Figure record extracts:
[start]
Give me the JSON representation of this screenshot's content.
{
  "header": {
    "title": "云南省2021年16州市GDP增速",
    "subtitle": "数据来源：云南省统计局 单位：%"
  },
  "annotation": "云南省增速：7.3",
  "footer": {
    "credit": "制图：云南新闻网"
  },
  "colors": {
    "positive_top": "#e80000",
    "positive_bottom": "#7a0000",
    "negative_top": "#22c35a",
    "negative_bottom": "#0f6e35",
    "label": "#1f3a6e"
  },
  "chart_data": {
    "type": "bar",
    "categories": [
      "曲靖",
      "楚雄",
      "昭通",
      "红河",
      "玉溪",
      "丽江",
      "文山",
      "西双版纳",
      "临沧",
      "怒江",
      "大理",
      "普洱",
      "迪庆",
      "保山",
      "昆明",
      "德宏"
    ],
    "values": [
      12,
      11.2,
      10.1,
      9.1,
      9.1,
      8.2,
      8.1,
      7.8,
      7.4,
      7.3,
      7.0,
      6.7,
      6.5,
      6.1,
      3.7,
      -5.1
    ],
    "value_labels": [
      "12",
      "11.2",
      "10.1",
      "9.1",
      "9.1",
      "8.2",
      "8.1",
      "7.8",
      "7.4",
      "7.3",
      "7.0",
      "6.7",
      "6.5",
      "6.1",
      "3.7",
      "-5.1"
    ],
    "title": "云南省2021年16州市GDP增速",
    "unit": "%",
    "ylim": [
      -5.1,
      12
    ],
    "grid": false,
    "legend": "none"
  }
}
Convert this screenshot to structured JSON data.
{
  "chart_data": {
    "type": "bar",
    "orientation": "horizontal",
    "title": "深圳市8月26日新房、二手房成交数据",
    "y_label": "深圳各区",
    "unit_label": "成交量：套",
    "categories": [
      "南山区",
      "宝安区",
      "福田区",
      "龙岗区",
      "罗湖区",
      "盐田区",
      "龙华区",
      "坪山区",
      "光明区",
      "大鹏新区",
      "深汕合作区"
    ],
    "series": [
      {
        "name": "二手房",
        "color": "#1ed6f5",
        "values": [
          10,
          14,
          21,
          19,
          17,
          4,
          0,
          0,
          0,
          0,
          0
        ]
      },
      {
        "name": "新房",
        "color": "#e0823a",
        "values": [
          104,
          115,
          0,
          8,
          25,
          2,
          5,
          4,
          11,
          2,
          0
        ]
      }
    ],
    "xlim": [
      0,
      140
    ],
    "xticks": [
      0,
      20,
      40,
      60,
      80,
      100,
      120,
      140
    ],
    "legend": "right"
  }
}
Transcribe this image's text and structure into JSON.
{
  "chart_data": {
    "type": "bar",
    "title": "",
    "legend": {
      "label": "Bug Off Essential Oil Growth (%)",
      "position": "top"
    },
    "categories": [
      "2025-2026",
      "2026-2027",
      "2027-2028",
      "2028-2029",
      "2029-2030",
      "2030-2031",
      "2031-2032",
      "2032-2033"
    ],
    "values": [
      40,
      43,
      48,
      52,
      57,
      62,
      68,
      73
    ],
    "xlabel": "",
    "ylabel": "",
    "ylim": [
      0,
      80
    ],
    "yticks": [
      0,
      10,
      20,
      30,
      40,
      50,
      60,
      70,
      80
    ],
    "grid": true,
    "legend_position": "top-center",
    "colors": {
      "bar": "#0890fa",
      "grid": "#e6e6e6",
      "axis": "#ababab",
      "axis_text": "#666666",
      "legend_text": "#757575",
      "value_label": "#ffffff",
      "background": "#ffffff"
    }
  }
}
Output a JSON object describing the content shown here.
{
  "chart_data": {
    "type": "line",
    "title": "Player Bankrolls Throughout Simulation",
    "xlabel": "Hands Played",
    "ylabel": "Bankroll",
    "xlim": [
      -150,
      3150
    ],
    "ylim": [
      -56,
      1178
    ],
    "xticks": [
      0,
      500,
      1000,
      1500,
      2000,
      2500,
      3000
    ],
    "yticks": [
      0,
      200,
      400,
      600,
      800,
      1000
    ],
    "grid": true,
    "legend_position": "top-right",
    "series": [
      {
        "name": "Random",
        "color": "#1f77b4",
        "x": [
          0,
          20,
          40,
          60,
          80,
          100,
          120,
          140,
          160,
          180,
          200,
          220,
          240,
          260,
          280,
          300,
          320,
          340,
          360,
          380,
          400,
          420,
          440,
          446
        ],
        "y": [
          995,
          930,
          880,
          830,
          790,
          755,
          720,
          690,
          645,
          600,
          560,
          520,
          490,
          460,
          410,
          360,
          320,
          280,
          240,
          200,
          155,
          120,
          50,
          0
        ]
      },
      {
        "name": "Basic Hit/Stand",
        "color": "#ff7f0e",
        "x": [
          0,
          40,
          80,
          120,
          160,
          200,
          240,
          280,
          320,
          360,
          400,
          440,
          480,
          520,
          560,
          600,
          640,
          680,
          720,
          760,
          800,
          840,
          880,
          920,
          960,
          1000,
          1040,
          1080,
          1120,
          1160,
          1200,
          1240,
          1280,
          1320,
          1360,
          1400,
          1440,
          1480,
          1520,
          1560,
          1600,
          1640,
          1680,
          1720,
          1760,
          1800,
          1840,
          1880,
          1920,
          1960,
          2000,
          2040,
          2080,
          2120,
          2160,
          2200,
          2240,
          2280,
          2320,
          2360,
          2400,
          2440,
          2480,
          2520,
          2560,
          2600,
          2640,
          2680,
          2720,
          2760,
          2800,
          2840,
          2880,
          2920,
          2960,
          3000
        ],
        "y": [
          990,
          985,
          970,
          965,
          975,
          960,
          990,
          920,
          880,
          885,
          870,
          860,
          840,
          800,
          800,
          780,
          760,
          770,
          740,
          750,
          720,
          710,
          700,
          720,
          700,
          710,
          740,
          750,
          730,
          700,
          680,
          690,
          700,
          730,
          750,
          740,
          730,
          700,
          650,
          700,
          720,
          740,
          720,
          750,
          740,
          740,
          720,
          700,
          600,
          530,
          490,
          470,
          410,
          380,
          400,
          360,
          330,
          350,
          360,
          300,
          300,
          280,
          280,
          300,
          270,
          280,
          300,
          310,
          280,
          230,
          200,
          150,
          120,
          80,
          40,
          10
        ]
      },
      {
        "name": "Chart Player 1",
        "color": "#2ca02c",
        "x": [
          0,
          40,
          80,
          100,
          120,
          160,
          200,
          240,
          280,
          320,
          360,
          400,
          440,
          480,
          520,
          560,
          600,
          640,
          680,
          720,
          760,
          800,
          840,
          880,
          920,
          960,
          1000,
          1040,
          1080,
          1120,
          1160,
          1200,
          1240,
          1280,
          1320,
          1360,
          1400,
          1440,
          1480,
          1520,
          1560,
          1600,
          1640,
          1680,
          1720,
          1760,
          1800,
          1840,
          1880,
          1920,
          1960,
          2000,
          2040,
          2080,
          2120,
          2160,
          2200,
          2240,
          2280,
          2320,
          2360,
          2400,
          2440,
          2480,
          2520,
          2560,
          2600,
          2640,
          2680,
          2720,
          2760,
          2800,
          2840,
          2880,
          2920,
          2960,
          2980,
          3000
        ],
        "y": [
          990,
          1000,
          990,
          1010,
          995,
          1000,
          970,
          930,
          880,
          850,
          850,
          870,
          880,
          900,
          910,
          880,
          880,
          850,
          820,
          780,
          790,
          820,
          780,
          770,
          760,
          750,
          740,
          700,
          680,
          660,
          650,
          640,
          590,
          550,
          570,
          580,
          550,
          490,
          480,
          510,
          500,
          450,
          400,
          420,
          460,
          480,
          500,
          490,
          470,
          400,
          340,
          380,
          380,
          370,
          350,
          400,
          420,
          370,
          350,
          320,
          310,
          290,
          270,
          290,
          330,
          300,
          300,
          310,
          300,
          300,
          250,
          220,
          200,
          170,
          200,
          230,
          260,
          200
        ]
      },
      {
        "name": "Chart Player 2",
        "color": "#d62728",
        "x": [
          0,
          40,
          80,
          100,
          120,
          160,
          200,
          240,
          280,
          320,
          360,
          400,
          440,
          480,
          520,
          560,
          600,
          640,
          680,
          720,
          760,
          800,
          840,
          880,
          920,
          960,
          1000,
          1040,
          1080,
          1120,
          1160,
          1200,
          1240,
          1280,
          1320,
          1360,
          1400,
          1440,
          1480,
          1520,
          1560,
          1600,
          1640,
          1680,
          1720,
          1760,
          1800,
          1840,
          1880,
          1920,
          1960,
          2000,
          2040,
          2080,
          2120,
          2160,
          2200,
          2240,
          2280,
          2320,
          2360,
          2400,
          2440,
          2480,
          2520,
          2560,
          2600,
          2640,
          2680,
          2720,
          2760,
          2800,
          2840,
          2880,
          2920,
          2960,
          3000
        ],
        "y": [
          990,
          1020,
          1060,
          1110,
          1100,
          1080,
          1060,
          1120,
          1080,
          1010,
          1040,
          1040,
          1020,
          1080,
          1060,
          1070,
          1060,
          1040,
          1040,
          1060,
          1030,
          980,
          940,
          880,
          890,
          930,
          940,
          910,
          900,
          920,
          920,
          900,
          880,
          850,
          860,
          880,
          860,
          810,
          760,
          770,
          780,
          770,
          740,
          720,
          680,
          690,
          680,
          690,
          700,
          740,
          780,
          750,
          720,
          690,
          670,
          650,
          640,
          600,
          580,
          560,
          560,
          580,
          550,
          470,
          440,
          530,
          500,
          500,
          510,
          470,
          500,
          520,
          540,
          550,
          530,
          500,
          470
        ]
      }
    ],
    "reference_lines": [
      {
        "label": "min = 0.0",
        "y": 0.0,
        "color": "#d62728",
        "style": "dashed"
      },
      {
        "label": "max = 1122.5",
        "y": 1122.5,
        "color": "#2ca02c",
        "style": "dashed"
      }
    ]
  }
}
[end]
Problem to work on: Report the number of lines that contain "JSON", with no other words.

The output: 4